REQUIREMENT -> Restate the full set of records exactly, word for word.

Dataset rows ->
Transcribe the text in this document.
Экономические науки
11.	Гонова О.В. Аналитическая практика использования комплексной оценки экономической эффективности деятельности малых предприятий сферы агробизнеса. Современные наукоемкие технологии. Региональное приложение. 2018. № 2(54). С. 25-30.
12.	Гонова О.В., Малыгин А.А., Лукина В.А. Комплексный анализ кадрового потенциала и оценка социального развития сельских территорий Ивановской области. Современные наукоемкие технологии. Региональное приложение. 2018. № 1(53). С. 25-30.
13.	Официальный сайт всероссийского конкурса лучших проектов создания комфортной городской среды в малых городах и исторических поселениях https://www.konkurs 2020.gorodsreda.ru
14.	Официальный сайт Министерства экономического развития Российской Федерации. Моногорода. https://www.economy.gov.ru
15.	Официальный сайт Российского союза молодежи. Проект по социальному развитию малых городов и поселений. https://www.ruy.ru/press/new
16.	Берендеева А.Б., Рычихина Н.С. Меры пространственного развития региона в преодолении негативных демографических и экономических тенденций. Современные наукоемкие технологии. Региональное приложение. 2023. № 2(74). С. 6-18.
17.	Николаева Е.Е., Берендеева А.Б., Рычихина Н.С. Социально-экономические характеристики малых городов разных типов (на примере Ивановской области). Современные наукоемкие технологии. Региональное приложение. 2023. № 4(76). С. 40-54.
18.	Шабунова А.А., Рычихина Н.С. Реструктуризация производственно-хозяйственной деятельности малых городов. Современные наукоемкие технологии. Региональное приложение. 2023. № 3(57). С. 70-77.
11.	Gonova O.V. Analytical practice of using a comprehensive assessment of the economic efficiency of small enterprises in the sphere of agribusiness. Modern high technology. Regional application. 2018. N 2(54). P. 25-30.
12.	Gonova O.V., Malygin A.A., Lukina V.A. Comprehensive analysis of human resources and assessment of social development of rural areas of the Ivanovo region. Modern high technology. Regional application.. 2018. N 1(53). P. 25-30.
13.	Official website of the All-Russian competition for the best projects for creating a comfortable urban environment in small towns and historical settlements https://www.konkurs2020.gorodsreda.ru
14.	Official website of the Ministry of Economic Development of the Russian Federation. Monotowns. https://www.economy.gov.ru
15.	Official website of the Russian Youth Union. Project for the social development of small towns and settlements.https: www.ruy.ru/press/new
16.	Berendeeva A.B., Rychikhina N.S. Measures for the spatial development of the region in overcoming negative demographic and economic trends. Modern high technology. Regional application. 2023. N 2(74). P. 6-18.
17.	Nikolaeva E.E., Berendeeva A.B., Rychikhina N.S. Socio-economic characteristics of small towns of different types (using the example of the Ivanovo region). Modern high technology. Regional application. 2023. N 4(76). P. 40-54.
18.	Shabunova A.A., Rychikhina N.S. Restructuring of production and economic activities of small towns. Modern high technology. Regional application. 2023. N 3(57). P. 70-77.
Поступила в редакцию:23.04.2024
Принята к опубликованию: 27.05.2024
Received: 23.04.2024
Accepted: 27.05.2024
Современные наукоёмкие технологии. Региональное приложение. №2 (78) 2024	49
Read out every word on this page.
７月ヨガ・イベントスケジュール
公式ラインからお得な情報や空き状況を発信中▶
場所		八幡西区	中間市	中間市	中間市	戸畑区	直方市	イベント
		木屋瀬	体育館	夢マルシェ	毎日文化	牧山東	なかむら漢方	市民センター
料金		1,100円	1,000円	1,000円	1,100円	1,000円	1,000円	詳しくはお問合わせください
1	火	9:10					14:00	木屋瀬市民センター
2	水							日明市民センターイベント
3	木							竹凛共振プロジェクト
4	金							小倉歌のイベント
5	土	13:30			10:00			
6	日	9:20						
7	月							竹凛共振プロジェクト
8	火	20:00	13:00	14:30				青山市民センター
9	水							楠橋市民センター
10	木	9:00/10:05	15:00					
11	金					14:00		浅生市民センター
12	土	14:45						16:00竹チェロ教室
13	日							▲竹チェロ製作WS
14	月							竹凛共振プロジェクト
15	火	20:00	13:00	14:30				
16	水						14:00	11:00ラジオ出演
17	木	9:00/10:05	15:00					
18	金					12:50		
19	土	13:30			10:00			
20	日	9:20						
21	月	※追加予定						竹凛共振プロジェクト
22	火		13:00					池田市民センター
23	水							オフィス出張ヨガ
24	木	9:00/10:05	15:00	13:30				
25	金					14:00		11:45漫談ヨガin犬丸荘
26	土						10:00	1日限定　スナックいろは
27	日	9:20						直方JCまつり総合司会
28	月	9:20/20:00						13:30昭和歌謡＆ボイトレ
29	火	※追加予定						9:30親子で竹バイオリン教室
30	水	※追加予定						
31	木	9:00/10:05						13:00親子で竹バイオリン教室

PROBLEM SOLUTION ->
Transcribe the text in this document.
Экономические науки
11.	Гонова О.В. Аналитическая практика использования комплексной оценки экономической эффективности деятельности малых предприятий сферы агробизнеса. Современные наукоемкие технологии. Региональное приложение. 2018. № 2(54). С. 25-30.
12.	Гонова О.В., Малыгин А.А., Лукина В.А. Комплексный анализ кадрового потенциала и оценка социального развития сельских территорий Ивановской области. Современные наукоемкие технологии. Региональное приложение. 2018. № 1(53). С. 25-30.
13.	Официальный сайт всероссийского конкурса лучших проектов создания комфортной городской среды в малых городах и исторических поселениях https://www.konkurs 2020.gorodsreda.ru
14.	Официальный сайт Министерства экономического развития Российской Федерации. Моногорода. https://www.economy.gov.ru
15.	Официальный сайт Российского союза молодежи. Проект по социальному развитию малых городов и поселений. https://www.ruy.ru/press/new
16.	Берендеева А.Б., Рычихина Н.С. Меры пространственного развития региона в преодолении негативных демографических и экономических тенденций. Современные наукоемкие технологии. Региональное приложение. 2023. № 2(74). С. 6-18.
17.	Николаева Е.Е., Берендеева А.Б., Рычихина Н.С. Социально-экономические характеристики малых городов разных типов (на примере Ивановской области). Современные наукоемкие технологии. Региональное приложение. 2023. № 4(76). С. 40-54.
18.	Шабунова А.А., Рычихина Н.С. Реструктуризация производственно-хозяйственной деятельности малых городов. Современные наукоемкие технологии. Региональное приложение. 2023. № 3(57). С. 70-77.
11.	Gonova O.V. Analytical practice of using a comprehensive assessment of the economic efficiency of small enterprises in the sphere of agribusiness. Modern high technology. Regional application. 2018. N 2(54). P. 25-30.
12.	Gonova O.V., Malygin A.A., Lukina V.A. Comprehensive analysis of human resources and assessment of social development of rural areas of the Ivanovo region. Modern high technology. Regional application.. 2018. N 1(53). P. 25-30.
13.	Official website of the All-Russian competition for the best projects for creating a comfortable urban environment in small towns and historical settlements https://www.konkurs2020.gorodsreda.ru
14.	Official website of the Ministry of Economic Development of the Russian Federation. Monotowns. https://www.economy.gov.ru
15.	Official website of the Russian Youth Union. Project for the social development of small towns and settlements.https: www.ruy.ru/press/new
16.	Berendeeva A.B., Rychikhina N.S. Measures for the spatial development of the region in overcoming negative demographic and economic trends. Modern high technology. Regional application. 2023. N 2(74). P. 6-18.
17.	Nikolaeva E.E., Berendeeva A.B., Rychikhina N.S. Socio-economic characteristics of small towns of different types (using the example of the Ivanovo region). Modern high technology. Regional application. 2023. N 4(76). P. 40-54.
18.	Shabunova A.A., Rychikhina N.S. Restructuring of production and economic activities of small towns. Modern high technology. Regional application. 2023. N 3(57). P. 70-77.
Поступила в редакцию:23.04.2024
Принята к опубликованию: 27.05.2024
Received: 23.04.2024
Accepted: 27.05.2024
Современные наукоёмкие технологии. Региональное приложение. №2 (78) 2024	49
Read out every word on this page.
７月ヨガ・イベントスケジュール
公式ラインからお得な情報や空き状況を発信中▶
場所		八幡西区	中間市	中間市	中間市	戸畑区	直方市	イベント
		木屋瀬	体育館	夢マルシェ	毎日文化	牧山東	なかむら漢方	市民センター
料金		1,100円	1,000円	1,000円	1,100円	1,000円	1,000円	詳しくはお問合わせください
1	火	9:10					14:00	木屋瀬市民センター
2	水							日明市民センターイベント
3	木							竹凛共振プロジェクト
4	金							小倉歌のイベント
5	土	13:30			10:00			
6	日	9:20						
7	月							竹凛共振プロジェクト
8	火	20:00	13:00	14:30				青山市民センター
9	水							楠橋市民センター
10	木	9:00/10:05	15:00					
11	金					14:00		浅生市民センター
12	土	14:45						16:00竹チェロ教室
13	日							▲竹チェロ製作WS
14	月							竹凛共振プロジェクト
15	火	20:00	13:00	14:30				
16	水						14:00	11:00ラジオ出演
17	木	9:00/10:05	15:00					
18	金					12:50		
19	土	13:30			10:00			
20	日	9:20						
21	月	※追加予定						竹凛共振プロジェクト
22	火		13:00					池田市民センター
23	水							オフィス出張ヨガ
24	木	9:00/10:05	15:00	13:30				
25	金					14:00		11:45漫談ヨガin犬丸荘
26	土						10:00	1日限定　スナックいろは
27	日	9:20						直方JCまつり総合司会
28	月	9:20/20:00						13:30昭和歌謡＆ボイトレ
29	火	※追加予定						9:30親子で竹バイオリン教室
30	水	※追加予定						
31	木	9:00/10:05						13:00親子で竹バイオリン教室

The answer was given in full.